练习
请照录这篇 Hadoop 安装说明中从“For global using, move”开始、一直到“be set firstly.”为止的部分。

提取文本
---*---

Hadoop Install
我采用的是 linux 下的 hadoop 安装,本安装文档说明前提是已经全局安装了open-jdk1.8
(也可以使用 hotspot jdk)。本文档主要参考官方文档。部分英文由自己补充和改写,主要内容翻译为中文。
Required software for Linux include:
Java™ must be installed. Recommended Java versions are described at HadoopJavaVersions.
ssh must be installed and sshd must be running to use the Hadoop scripts that manage remote Hadoop daemons.
Installing Software
以下是必需的软件。
$ sudo apt-get install ssh
$ sudo apt-get install rsync
Download
To get a Hadoop distribution, download a recent stable release from one of the Apache Download Mirrors.
For global using, move the hadoop software to ~/software
.
Before start hadoop, we should check the etc/profile
and ~/.bashrc
coded with the following code.
These are my personal config about Java and basic hadoop config.
For hadoop, HADOOP_HOME
must to be set firstly.
我使用的是 hadoop2.7.5 版本。到官网下载后,解压,并把主目录移动到了~/software
下,并且改名为了hadoop。
然后需要配置一些最基本的环境变量,etc/profile
,~/.bashrc
配置一些全局变量,我这里包括java的基本配置。如果与读者不一致,后续操作需要做相应的修改
(官方后续许多跟hadoop相关的操作是在 HADOOP_HOME 下的,我把命令全部放入到PATH中,后续操作更方便)。

---*---

所给数据
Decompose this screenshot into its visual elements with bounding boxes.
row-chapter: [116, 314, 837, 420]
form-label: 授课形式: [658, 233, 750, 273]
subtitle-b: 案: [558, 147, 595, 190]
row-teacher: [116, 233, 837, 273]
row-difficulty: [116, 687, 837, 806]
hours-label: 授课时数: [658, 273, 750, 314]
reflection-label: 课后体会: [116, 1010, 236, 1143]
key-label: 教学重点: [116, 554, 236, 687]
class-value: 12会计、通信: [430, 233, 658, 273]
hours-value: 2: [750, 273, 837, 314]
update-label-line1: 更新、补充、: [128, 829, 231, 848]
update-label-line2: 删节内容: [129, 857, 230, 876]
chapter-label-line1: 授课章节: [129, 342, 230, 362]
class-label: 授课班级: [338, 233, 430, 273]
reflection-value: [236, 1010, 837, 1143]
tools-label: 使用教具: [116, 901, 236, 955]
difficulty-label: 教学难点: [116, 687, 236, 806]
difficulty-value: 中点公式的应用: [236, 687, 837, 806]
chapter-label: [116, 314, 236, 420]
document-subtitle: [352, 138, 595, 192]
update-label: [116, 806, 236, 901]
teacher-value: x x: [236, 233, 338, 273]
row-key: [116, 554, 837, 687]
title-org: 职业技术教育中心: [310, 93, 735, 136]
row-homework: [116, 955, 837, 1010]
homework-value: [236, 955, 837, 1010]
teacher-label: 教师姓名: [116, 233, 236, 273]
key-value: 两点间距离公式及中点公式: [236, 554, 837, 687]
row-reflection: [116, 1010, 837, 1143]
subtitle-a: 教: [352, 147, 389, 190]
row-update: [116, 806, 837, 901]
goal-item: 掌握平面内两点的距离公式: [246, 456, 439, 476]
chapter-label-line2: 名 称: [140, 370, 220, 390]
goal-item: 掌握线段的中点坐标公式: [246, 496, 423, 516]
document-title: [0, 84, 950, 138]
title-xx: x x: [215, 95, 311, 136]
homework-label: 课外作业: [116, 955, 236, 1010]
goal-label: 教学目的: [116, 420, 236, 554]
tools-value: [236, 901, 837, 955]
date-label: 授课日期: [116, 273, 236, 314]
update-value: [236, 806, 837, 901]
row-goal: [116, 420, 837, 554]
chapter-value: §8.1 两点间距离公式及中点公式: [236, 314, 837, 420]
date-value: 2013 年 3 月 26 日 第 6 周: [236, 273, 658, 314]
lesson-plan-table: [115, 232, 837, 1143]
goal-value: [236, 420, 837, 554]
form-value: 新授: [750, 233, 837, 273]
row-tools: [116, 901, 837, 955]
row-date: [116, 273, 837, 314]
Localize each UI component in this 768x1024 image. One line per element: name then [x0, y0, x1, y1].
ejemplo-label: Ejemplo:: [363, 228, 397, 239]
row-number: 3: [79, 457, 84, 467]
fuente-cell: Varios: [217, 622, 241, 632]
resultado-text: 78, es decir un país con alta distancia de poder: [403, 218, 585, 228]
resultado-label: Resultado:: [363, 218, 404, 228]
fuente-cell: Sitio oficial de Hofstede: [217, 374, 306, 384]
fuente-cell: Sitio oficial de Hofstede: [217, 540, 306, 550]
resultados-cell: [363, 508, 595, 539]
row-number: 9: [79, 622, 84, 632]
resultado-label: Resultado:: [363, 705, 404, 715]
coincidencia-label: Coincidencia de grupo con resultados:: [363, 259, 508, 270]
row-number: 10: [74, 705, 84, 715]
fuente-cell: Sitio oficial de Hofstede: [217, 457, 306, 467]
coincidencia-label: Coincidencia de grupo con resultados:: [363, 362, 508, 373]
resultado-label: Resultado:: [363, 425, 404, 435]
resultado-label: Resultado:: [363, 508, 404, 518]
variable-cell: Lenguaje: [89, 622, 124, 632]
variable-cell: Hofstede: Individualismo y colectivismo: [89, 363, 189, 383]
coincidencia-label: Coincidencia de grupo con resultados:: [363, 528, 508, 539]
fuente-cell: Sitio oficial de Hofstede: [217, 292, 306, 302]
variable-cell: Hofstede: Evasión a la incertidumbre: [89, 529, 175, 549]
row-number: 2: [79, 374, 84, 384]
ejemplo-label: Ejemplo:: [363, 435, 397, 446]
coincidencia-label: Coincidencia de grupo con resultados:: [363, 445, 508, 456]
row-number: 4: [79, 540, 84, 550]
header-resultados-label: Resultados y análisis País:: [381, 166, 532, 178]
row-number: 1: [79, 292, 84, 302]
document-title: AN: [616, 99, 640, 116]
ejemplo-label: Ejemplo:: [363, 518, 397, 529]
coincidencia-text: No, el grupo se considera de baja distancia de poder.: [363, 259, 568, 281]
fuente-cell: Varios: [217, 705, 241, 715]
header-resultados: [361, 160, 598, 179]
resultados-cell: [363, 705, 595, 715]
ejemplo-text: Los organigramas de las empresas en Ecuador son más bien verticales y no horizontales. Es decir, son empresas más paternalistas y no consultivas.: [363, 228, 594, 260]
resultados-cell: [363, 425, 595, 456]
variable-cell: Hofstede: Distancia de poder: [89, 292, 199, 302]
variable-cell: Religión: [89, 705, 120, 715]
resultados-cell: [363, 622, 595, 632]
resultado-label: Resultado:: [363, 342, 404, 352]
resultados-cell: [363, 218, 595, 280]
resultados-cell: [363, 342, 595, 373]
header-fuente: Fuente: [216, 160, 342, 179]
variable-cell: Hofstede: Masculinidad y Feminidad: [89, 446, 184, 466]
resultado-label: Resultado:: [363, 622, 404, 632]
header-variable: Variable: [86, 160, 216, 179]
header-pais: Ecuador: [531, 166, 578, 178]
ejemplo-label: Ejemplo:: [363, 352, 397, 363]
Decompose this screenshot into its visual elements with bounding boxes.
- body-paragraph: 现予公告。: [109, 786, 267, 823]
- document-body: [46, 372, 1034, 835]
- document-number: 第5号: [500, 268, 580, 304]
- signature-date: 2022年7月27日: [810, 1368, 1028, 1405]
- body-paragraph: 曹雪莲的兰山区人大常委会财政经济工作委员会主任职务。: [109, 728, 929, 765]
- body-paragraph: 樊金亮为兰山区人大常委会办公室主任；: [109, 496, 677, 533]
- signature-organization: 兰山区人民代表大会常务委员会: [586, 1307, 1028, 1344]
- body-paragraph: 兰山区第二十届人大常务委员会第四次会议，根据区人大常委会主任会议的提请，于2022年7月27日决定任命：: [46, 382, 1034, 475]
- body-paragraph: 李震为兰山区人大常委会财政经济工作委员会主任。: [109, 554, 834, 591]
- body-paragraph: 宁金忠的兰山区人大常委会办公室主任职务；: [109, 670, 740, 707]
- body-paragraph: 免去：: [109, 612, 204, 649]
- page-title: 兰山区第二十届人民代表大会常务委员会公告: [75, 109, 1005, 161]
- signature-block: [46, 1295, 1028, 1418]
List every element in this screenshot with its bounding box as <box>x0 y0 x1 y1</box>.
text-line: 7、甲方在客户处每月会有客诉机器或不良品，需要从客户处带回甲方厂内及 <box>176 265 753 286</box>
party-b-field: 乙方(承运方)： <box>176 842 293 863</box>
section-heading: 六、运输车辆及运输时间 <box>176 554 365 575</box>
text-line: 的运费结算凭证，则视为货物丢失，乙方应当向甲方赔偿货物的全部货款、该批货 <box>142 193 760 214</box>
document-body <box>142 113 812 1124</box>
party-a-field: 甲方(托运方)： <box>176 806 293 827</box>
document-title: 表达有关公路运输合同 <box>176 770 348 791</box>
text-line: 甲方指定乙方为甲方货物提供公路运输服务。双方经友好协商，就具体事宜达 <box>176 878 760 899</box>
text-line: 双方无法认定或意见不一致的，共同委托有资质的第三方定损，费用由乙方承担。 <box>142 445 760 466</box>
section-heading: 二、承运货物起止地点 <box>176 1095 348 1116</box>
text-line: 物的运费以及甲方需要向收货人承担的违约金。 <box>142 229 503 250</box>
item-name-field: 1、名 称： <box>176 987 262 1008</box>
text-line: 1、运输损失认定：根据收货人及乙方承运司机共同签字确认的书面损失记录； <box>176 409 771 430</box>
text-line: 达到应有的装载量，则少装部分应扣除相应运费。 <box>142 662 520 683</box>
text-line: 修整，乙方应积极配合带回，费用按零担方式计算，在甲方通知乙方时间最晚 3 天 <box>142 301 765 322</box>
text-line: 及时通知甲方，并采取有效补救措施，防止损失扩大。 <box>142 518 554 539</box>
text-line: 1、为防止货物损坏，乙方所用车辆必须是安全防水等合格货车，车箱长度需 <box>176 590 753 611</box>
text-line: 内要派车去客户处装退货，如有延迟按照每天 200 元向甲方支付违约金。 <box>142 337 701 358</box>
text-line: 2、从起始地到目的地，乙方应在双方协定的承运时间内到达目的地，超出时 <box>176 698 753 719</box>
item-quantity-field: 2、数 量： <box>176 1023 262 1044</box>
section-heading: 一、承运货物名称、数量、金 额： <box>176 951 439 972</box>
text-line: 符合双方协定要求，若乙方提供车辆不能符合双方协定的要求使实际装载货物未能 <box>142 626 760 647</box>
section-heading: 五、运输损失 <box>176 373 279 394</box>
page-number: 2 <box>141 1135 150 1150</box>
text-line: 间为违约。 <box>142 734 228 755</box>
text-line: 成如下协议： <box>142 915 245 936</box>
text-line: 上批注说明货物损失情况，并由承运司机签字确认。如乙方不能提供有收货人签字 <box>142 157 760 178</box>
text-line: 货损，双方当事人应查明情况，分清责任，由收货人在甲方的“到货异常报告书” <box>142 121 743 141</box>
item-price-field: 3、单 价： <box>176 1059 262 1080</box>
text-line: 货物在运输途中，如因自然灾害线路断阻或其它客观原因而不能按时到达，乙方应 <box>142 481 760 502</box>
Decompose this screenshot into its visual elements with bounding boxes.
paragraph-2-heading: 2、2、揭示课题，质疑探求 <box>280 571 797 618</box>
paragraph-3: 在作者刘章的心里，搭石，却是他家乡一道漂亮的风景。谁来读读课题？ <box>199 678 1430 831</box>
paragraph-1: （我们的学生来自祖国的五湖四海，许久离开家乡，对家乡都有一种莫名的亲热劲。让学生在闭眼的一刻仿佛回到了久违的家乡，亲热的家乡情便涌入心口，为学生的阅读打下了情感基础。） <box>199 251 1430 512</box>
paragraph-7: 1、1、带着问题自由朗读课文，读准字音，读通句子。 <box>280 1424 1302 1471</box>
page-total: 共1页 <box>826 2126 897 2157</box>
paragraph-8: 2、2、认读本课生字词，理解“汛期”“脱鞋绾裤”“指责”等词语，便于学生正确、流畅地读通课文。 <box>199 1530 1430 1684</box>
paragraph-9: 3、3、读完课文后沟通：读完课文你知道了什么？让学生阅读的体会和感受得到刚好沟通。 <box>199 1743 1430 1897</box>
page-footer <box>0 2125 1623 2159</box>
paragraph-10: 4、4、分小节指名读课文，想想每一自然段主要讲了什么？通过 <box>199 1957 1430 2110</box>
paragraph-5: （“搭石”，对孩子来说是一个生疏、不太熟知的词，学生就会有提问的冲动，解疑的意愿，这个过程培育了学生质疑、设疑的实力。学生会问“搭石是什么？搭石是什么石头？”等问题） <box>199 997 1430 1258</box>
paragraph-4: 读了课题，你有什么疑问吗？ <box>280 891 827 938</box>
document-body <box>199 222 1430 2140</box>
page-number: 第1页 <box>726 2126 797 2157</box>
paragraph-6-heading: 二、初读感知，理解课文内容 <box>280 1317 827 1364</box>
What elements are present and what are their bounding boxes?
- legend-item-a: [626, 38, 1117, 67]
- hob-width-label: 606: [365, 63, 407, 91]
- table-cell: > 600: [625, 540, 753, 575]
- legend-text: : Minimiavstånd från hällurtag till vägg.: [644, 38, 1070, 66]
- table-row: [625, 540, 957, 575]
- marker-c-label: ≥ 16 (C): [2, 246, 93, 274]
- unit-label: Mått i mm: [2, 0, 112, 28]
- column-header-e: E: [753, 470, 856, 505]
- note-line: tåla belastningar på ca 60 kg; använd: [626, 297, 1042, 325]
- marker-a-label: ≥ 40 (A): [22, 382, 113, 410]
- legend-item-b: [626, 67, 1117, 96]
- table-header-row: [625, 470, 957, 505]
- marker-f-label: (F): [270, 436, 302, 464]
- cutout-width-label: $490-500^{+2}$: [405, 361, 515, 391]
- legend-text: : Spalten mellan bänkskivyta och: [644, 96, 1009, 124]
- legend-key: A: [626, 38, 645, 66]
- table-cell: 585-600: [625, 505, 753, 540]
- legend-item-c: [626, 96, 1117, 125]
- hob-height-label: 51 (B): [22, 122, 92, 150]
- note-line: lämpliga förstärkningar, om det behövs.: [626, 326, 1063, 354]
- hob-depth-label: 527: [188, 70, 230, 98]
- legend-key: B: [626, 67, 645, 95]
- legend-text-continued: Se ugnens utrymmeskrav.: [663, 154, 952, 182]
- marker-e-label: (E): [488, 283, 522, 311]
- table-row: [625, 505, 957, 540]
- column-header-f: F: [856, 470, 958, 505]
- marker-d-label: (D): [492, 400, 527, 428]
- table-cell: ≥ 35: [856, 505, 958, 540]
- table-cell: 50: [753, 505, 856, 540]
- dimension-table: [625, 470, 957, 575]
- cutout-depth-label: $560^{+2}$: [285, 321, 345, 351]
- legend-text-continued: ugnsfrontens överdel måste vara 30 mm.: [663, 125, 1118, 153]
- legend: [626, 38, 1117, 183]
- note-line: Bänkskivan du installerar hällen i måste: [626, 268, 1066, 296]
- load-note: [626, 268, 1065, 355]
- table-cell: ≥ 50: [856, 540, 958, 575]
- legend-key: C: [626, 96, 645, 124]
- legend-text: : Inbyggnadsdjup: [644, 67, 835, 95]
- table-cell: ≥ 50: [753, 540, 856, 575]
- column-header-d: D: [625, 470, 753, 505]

---*---

本题解答
For global using, move the hadoop software to ~/software
.
Before start hadoop, we should check the etc/profile
and ~/.bashrc
coded with the following code.
These are my personal config about Java and basic hadoop config.
For hadoop, HADOOP_HOME
must to be set firstly.